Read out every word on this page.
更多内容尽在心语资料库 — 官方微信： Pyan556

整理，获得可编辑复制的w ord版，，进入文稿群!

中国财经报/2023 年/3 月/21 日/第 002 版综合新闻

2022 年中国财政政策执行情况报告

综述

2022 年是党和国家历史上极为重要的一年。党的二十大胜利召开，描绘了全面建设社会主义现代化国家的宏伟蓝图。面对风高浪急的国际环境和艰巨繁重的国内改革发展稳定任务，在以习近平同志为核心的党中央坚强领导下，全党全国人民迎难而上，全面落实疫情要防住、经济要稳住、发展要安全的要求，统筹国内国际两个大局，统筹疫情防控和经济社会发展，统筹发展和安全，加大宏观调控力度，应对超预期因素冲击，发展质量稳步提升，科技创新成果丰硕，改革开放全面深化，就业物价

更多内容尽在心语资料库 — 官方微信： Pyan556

TASK REQUIREMENTS
Make an exact copy of the material above.

PROBLEM SOLUTION
Read out every word on this page.
更多内容尽在心语资料库 — 官方微信： Pyan556

整理，获得可编辑复制的w ord版，，进入文稿群!

中国财经报/2023 年/3 月/21 日/第 002 版综合新闻

2022 年中国财政政策执行情况报告

综述

2022 年是党和国家历史上极为重要的一年。党的二十大胜利召开，描绘了全面建设社会主义现代化国家的宏伟蓝图。面对风高浪急的国际环境和艰巨繁重的国内改革发展稳定任务，在以习近平同志为核心的党中央坚强领导下，全党全国人民迎难而上，全面落实疫情要防住、经济要稳住、发展要安全的要求，统筹国内国际两个大局，统筹疫情防控和经济社会发展，统筹发展和安全，加大宏观调控力度，应对超预期因素冲击，发展质量稳步提升，科技创新成果丰硕，改革开放全面深化，就业物价

更多内容尽在心语资料库 — 官方微信： Pyan556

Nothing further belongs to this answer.